— BEGIN Information given —

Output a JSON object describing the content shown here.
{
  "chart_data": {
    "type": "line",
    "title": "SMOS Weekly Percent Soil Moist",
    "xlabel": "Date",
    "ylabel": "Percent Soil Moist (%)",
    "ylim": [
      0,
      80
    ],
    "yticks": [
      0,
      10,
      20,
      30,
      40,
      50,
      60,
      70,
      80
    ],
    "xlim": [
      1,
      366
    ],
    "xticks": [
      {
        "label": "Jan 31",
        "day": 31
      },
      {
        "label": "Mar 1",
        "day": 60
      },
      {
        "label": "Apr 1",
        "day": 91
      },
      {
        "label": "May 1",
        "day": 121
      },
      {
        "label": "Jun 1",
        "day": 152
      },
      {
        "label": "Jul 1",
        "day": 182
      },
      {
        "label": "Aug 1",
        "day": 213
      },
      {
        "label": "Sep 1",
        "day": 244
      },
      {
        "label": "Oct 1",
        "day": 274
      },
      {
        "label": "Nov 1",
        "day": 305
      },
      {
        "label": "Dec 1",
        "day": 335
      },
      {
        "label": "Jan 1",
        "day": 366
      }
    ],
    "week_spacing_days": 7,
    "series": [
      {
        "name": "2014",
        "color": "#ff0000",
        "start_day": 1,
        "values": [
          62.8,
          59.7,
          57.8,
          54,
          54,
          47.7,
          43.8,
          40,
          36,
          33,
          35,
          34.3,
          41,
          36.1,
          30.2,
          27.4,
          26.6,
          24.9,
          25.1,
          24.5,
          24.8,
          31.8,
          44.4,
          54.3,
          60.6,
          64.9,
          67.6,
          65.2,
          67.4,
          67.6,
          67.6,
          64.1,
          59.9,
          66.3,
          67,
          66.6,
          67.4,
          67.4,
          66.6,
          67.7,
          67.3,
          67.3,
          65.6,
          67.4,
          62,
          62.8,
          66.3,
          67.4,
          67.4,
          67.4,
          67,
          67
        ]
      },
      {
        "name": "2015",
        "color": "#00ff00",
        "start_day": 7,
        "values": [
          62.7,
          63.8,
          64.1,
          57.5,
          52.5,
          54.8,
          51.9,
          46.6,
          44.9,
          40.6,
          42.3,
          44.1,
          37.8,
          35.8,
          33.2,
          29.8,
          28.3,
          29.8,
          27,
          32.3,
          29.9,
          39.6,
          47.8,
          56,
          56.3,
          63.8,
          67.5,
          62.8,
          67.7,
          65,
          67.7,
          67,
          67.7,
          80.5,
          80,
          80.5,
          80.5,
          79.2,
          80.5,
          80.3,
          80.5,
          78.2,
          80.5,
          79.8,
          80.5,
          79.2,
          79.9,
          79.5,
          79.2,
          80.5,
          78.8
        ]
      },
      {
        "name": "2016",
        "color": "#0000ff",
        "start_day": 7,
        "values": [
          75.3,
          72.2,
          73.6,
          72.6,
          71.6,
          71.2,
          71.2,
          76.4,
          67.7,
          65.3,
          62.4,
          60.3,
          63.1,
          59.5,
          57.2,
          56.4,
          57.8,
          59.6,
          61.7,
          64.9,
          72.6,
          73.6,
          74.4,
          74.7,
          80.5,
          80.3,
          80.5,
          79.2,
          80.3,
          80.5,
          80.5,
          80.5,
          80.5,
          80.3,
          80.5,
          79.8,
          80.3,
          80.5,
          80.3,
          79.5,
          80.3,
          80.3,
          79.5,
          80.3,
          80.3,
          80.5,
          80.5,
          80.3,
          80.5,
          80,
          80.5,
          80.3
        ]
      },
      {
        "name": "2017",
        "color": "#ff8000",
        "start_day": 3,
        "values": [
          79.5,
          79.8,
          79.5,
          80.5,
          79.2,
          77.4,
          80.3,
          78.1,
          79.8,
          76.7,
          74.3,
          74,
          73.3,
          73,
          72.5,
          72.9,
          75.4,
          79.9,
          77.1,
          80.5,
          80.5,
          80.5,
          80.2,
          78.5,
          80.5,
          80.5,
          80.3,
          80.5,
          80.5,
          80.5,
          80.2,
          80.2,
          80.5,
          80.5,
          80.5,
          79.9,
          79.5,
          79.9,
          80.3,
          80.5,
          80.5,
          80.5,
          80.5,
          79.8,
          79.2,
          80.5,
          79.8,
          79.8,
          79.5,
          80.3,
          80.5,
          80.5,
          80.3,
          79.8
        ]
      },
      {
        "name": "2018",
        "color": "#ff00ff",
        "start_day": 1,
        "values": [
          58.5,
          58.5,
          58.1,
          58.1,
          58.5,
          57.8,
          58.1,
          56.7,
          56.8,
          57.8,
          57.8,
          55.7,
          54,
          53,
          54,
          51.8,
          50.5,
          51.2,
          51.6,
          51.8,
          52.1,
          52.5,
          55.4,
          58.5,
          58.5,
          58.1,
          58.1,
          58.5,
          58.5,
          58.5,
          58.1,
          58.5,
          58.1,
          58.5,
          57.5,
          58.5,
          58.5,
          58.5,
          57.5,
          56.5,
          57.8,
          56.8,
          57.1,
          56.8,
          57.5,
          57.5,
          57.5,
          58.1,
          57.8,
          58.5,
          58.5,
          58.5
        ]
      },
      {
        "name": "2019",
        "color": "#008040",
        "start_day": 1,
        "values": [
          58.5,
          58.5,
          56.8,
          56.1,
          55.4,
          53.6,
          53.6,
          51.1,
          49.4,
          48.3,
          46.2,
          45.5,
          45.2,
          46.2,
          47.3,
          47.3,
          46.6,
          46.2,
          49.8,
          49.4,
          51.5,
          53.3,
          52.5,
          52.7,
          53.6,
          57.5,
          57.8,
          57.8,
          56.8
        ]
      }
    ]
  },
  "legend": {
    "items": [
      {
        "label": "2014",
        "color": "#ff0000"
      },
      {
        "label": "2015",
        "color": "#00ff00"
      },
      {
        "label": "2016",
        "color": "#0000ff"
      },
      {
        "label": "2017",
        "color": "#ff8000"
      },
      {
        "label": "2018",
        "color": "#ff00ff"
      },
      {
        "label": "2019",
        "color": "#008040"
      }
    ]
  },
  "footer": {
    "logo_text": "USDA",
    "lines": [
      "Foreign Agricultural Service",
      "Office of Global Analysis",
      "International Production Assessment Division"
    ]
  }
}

— END Information given —

Exercise instructions
Select from the material above each line in which the string "Percent" appears, and list those lines.

Complete answer
    "title": "SMOS Weekly Percent Soil Moist",
    "ylabel": "Percent Soil Moist (%)",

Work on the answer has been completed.